= AIM OF THE EXERCISE =
Please count the lines below that contain the word "Signed", and reply with that number alone.

= EXERCISE INPUTS =
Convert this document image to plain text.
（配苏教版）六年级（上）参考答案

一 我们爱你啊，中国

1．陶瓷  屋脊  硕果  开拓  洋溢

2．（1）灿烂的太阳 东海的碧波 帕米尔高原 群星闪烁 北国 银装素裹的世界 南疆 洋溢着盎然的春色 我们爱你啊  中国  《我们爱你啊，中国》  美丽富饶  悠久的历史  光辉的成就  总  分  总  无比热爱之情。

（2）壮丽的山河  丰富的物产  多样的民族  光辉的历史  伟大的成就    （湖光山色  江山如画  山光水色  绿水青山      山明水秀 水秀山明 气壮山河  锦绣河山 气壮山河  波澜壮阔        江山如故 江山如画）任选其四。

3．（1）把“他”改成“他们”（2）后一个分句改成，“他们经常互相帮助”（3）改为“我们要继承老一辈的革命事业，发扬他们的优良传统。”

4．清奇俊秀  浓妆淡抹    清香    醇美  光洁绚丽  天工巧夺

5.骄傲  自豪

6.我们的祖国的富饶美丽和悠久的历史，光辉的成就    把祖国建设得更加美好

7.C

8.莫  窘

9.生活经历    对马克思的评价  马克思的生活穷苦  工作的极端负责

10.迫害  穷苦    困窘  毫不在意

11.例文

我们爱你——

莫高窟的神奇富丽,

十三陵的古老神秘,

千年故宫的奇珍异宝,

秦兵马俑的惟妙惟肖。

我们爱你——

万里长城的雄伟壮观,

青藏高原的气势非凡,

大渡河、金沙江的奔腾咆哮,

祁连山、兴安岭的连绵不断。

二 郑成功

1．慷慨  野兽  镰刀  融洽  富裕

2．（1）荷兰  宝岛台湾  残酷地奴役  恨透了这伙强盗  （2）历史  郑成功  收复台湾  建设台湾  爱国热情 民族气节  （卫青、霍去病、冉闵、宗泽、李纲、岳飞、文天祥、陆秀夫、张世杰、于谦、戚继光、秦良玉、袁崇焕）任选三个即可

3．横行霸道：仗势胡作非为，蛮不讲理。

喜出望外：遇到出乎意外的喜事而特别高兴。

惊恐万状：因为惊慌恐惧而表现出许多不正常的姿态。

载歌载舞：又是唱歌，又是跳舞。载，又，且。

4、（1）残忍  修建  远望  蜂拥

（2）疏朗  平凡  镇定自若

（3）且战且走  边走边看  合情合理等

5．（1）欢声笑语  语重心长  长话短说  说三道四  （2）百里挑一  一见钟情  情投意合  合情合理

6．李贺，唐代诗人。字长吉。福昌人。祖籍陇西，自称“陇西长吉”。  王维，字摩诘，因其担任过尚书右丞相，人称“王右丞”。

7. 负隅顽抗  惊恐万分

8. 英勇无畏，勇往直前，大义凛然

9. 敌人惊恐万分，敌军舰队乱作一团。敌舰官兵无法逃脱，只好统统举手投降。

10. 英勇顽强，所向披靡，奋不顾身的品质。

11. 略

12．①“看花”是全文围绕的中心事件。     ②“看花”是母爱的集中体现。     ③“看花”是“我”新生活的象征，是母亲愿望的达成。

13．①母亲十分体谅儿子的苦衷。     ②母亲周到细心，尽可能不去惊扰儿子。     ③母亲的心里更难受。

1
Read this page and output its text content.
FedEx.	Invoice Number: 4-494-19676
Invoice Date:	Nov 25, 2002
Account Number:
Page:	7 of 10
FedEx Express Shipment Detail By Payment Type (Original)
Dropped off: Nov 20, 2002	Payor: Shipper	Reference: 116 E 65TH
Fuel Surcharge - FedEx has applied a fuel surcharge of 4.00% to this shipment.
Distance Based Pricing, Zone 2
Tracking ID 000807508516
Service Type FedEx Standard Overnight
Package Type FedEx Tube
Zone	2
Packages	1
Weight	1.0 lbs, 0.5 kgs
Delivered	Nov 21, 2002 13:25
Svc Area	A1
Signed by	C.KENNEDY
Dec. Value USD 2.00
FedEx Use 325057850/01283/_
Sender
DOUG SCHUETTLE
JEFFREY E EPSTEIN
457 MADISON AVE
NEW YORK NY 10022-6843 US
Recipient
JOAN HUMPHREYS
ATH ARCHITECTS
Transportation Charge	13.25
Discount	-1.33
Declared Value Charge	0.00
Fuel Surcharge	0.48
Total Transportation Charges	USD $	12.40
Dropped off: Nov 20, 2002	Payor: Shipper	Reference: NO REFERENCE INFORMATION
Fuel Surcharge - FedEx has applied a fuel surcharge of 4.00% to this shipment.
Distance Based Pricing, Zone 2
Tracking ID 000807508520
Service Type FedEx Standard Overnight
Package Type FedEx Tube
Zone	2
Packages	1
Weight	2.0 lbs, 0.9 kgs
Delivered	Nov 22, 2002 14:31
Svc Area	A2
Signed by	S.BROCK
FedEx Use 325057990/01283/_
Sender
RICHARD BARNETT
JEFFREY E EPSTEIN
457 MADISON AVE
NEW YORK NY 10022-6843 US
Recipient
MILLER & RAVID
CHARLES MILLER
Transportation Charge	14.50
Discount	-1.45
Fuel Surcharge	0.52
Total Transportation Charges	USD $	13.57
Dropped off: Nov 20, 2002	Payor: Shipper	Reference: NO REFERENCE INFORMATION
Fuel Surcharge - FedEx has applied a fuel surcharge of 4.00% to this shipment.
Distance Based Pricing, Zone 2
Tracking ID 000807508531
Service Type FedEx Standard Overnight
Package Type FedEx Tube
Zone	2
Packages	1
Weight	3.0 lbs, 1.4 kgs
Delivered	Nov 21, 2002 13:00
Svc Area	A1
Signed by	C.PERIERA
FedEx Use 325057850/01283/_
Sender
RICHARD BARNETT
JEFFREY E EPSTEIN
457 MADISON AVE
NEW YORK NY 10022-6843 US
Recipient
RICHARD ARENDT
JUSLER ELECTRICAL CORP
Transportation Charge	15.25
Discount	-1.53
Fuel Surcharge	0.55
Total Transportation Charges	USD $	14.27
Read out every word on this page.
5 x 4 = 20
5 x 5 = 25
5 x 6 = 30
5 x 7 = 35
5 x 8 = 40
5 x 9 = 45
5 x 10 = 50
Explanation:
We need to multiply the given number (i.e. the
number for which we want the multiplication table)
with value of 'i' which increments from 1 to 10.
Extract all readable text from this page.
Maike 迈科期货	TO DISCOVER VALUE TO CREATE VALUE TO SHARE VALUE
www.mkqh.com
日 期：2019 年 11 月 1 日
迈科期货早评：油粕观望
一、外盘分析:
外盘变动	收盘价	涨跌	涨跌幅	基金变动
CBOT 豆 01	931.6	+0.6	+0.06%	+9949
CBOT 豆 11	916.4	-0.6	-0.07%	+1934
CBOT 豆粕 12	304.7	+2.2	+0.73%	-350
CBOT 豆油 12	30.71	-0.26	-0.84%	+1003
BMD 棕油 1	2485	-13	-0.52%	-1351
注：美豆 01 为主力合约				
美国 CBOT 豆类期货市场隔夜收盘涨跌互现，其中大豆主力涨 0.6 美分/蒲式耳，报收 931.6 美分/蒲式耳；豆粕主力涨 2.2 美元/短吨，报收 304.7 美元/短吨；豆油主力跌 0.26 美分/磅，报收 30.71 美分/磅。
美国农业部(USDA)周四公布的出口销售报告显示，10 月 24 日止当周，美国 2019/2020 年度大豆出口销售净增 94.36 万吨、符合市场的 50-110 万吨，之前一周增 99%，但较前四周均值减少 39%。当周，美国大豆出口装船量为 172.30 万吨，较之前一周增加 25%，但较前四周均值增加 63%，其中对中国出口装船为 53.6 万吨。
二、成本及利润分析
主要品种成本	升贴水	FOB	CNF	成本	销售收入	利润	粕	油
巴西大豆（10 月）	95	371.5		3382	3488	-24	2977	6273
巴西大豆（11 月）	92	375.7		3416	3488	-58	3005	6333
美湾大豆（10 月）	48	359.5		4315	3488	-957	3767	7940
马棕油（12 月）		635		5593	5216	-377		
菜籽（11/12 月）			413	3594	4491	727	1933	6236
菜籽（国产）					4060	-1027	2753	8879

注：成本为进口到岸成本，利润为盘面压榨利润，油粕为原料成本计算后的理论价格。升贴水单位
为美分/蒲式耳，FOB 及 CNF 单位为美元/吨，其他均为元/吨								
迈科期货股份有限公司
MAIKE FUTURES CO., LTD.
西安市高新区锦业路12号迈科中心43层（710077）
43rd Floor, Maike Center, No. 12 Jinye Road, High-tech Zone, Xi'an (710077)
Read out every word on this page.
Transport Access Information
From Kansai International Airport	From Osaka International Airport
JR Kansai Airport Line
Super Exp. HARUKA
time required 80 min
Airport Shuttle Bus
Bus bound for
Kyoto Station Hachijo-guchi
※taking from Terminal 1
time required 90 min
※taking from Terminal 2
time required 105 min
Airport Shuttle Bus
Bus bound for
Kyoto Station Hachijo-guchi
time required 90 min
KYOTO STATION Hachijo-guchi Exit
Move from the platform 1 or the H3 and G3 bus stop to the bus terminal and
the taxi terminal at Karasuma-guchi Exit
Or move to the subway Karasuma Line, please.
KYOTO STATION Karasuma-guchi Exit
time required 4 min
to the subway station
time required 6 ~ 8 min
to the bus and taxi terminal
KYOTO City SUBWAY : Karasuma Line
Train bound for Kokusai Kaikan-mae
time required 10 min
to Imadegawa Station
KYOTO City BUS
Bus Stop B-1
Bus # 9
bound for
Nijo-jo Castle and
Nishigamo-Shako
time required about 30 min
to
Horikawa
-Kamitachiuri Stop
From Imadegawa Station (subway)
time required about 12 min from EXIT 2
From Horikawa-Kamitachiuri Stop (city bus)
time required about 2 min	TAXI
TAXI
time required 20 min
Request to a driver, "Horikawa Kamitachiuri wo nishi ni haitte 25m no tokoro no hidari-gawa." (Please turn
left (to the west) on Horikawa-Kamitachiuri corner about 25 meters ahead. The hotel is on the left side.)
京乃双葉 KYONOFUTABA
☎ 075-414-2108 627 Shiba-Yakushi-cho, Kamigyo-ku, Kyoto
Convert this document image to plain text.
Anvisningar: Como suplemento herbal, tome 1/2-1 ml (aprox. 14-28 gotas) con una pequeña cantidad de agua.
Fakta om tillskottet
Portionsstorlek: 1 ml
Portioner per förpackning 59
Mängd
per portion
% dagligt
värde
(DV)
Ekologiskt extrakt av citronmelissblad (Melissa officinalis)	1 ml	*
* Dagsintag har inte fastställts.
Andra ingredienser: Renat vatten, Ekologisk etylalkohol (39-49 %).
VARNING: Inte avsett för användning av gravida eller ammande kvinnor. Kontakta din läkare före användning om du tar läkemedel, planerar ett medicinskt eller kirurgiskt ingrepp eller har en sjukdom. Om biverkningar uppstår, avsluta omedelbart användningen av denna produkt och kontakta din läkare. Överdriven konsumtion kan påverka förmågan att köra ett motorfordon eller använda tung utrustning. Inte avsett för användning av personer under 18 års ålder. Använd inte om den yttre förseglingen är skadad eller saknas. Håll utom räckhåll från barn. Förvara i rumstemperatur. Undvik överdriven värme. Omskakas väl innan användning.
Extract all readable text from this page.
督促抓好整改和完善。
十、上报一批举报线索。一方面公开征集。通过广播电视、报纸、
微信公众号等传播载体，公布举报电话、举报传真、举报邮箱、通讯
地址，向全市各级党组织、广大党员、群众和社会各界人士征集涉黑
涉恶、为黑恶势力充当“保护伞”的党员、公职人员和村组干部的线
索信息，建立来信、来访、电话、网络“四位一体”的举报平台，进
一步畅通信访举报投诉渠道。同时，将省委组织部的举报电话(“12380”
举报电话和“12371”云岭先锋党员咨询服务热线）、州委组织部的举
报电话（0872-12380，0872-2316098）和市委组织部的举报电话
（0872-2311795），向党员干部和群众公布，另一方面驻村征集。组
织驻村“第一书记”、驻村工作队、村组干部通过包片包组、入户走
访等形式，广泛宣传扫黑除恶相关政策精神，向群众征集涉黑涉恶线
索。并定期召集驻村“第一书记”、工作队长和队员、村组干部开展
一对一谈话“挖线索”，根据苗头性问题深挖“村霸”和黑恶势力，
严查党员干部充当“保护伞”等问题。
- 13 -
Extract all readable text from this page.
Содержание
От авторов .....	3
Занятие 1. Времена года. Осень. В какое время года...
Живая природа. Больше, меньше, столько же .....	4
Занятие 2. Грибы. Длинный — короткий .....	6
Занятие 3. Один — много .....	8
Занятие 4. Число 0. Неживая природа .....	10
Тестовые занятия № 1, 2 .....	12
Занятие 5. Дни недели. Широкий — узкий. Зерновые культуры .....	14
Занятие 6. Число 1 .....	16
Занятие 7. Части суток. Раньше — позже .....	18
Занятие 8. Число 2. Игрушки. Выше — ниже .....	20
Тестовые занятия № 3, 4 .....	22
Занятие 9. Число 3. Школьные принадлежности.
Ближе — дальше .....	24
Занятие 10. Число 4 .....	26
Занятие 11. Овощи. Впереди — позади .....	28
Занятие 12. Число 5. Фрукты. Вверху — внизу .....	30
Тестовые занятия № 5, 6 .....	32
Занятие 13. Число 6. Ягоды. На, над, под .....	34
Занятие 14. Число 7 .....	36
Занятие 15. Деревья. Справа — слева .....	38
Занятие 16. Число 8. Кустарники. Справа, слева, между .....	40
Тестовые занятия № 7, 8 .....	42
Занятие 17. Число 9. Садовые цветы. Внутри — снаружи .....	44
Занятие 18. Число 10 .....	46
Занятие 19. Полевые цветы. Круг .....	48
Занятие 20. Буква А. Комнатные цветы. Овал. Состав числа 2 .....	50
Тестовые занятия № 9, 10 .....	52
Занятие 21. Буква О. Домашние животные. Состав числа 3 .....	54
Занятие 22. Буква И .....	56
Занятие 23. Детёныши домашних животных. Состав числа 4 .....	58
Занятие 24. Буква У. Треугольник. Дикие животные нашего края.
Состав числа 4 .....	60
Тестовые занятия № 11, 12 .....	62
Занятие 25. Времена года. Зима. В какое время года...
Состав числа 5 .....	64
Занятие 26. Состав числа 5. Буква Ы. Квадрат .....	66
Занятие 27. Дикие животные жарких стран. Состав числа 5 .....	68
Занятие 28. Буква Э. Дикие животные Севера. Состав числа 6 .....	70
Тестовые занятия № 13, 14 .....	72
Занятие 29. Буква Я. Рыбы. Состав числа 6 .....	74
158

= CORRECT ANSWER =
3